Saved data entries:
________________________

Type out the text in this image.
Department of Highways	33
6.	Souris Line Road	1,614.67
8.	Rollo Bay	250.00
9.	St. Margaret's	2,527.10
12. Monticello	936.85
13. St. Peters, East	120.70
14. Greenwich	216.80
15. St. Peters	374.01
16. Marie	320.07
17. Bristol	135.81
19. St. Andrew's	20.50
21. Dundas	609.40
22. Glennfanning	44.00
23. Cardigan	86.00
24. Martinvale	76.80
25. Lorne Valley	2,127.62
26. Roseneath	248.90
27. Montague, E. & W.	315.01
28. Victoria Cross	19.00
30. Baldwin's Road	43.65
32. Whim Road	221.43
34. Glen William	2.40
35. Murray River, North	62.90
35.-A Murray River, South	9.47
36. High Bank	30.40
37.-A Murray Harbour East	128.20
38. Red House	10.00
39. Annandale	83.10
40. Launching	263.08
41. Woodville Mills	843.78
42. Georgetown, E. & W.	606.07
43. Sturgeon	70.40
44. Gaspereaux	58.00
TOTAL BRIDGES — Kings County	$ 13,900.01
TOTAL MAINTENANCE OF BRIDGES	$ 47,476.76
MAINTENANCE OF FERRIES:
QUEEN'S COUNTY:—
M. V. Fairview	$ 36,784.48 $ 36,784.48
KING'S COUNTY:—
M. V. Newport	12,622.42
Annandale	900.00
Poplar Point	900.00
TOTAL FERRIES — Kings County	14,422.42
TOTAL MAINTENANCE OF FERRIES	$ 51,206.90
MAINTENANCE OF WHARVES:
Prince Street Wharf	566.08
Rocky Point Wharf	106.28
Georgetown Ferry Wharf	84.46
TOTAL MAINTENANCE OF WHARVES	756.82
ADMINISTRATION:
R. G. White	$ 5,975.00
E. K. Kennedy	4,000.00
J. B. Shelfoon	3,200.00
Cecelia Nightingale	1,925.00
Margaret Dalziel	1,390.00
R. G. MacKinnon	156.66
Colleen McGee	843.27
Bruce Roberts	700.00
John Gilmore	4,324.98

________________________

Objective. Reproduce the full listing exactly.

Worked solution.
Type out the text in this image.
Department of Highways	33
6.	Souris Line Road	1,614.67
8.	Rollo Bay	250.00
9.	St. Margaret's	2,527.10
12. Monticello	936.85
13. St. Peters, East	120.70
14. Greenwich	216.80
15. St. Peters	374.01
16. Marie	320.07
17. Bristol	135.81
19. St. Andrew's	20.50
21. Dundas	609.40
22. Glennfanning	44.00
23. Cardigan	86.00
24. Martinvale	76.80
25. Lorne Valley	2,127.62
26. Roseneath	248.90
27. Montague, E. & W.	315.01
28. Victoria Cross	19.00
30. Baldwin's Road	43.65
32. Whim Road	221.43
34. Glen William	2.40
35. Murray River, North	62.90
35.-A Murray River, South	9.47
36. High Bank	30.40
37.-A Murray Harbour East	128.20
38. Red House	10.00
39. Annandale	83.10
40. Launching	263.08
41. Woodville Mills	843.78
42. Georgetown, E. & W.	606.07
43. Sturgeon	70.40
44. Gaspereaux	58.00
TOTAL BRIDGES — Kings County	$ 13,900.01
TOTAL MAINTENANCE OF BRIDGES	$ 47,476.76
MAINTENANCE OF FERRIES:
QUEEN'S COUNTY:—
M. V. Fairview	$ 36,784.48 $ 36,784.48
KING'S COUNTY:—
M. V. Newport	12,622.42
Annandale	900.00
Poplar Point	900.00
TOTAL FERRIES — Kings County	14,422.42
TOTAL MAINTENANCE OF FERRIES	$ 51,206.90
MAINTENANCE OF WHARVES:
Prince Street Wharf	566.08
Rocky Point Wharf	106.28
Georgetown Ferry Wharf	84.46
TOTAL MAINTENANCE OF WHARVES	756.82
ADMINISTRATION:
R. G. White	$ 5,975.00
E. K. Kennedy	4,000.00
J. B. Shelfoon	3,200.00
Cecelia Nightingale	1,925.00
Margaret Dalziel	1,390.00
R. G. MacKinnon	156.66
Colleen McGee	843.27
Bruce Roberts	700.00
John Gilmore	4,324.98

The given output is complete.